»»
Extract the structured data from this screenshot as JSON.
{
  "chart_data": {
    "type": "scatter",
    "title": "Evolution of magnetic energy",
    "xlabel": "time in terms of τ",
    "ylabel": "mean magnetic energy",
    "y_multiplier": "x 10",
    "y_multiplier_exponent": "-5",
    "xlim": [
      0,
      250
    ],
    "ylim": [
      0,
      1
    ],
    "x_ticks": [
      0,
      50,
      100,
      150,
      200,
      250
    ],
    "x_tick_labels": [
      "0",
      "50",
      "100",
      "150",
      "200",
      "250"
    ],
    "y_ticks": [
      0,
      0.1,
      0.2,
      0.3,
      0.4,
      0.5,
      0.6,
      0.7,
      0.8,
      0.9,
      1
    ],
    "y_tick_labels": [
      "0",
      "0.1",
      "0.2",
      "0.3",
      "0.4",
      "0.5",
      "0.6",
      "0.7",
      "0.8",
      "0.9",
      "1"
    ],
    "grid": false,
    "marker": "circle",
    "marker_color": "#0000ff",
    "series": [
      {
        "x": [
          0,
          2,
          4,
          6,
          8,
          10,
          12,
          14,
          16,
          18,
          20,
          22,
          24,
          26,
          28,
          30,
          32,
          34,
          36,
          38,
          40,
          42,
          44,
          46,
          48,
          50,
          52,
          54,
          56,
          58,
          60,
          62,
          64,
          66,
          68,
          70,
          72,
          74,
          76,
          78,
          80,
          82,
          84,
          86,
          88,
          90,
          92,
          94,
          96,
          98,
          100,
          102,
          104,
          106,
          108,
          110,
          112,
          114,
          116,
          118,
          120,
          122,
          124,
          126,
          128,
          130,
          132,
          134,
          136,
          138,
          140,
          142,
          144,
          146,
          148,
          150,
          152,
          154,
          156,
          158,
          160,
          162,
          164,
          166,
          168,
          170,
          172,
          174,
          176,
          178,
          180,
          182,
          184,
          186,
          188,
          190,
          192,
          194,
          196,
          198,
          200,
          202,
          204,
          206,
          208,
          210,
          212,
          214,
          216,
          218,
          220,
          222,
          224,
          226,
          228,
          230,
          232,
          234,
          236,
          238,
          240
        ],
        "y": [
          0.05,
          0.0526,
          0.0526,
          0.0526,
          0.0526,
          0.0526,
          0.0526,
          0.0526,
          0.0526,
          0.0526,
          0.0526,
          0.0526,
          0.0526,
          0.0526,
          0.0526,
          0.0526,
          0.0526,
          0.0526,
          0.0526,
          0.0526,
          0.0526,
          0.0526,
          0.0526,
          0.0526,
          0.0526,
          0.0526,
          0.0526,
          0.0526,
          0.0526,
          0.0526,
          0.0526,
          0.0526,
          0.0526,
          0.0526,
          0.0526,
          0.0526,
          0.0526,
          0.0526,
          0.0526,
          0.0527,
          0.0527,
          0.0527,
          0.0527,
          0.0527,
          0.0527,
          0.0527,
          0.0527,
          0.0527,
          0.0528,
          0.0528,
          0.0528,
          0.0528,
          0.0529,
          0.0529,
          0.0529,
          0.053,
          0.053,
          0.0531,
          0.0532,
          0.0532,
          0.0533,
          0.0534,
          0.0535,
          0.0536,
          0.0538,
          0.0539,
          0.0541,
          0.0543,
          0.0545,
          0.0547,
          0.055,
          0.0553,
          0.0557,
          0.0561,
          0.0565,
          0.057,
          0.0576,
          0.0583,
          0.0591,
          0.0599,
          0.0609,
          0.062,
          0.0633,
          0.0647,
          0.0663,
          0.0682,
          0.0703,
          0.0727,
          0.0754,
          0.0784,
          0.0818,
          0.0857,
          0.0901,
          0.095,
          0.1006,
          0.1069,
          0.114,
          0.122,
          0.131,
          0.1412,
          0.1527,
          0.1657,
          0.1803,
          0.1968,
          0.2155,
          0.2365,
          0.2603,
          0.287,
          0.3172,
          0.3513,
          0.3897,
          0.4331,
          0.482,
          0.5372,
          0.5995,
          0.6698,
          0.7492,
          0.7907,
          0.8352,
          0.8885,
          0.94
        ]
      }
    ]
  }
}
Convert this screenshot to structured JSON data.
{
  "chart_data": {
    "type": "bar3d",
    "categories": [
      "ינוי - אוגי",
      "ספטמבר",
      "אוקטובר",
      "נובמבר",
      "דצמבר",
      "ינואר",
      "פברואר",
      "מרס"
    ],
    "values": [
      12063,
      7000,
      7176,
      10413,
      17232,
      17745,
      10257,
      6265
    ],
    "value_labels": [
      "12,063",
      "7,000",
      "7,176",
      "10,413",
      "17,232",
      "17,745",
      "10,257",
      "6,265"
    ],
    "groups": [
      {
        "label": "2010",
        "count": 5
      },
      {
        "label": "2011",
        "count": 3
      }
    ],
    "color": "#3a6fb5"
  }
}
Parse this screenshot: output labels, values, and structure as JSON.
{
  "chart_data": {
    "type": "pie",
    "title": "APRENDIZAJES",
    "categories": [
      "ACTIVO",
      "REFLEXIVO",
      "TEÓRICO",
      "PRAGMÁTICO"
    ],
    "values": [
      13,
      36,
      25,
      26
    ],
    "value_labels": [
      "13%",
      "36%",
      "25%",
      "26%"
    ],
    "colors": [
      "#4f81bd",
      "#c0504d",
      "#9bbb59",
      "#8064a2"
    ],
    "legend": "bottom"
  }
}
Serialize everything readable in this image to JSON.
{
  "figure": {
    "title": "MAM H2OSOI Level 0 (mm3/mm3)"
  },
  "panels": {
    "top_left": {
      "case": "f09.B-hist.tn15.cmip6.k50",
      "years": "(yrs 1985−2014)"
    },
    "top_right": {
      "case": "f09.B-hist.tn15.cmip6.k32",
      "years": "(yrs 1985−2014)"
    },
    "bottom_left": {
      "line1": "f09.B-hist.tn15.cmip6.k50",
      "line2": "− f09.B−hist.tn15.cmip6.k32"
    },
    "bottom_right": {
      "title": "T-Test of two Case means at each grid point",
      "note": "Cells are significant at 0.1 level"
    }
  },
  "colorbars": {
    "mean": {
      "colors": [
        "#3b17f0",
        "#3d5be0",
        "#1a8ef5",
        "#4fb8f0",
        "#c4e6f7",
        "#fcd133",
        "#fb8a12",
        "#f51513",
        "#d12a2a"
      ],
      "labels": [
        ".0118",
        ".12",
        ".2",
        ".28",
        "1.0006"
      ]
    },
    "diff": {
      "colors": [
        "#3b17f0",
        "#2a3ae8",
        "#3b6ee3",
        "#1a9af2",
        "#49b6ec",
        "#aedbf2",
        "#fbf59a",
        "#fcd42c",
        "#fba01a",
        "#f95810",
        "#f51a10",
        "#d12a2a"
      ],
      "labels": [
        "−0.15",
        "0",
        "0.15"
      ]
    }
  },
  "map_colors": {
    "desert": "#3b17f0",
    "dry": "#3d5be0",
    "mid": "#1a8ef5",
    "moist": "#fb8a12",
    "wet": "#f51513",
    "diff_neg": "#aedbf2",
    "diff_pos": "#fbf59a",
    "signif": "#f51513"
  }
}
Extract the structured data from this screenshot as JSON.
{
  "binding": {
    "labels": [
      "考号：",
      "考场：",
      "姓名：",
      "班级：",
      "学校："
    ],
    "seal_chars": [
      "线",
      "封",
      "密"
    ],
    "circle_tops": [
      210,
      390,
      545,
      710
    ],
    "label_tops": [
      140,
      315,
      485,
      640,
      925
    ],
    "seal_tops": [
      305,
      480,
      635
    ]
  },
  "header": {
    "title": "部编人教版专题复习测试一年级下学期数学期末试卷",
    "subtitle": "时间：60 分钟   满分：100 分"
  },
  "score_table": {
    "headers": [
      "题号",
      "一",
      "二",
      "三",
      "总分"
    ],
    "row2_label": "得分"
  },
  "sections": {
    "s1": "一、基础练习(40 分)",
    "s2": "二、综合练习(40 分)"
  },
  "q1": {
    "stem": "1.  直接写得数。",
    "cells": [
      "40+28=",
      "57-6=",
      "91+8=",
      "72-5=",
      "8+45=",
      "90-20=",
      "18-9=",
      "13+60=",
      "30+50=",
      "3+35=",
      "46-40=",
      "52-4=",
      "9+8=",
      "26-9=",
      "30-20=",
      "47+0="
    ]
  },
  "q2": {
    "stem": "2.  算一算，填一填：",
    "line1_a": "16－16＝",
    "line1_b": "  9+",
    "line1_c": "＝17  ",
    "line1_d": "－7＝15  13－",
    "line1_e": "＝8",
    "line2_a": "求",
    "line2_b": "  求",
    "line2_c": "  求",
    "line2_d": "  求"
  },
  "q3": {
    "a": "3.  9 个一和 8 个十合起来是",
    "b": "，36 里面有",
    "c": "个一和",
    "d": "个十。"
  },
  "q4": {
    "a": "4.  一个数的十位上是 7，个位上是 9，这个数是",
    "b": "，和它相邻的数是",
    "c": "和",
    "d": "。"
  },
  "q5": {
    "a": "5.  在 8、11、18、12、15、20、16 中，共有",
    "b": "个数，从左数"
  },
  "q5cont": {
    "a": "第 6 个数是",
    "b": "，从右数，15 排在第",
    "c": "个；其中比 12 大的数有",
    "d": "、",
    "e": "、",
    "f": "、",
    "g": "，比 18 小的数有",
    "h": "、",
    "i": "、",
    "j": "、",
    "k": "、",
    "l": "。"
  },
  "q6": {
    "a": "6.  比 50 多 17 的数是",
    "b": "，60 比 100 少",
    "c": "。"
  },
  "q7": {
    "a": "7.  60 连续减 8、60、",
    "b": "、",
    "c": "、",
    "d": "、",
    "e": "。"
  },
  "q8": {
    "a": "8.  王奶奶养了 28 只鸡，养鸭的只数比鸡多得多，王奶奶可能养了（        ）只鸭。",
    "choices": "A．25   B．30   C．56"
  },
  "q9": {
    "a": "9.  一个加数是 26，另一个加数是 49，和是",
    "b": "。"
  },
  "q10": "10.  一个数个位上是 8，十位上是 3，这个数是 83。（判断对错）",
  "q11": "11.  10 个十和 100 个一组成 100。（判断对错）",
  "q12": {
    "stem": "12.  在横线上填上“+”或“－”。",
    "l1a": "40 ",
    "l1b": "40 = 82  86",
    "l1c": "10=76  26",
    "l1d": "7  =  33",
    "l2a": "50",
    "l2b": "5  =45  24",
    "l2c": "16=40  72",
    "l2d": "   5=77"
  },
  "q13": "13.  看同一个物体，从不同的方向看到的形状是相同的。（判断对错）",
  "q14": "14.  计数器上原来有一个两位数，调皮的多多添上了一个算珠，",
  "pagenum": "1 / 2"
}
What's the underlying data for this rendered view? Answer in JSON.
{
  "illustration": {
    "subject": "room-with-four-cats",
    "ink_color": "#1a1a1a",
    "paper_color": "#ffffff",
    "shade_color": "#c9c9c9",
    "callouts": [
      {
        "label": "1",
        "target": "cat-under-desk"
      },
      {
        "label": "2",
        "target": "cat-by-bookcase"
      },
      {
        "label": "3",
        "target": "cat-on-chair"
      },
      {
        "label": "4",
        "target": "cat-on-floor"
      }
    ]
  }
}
««
**Task directions**
Each line in the listing above either holds the string "grid" or does not; state how many do, giving the number only.

**Exercise solution**
2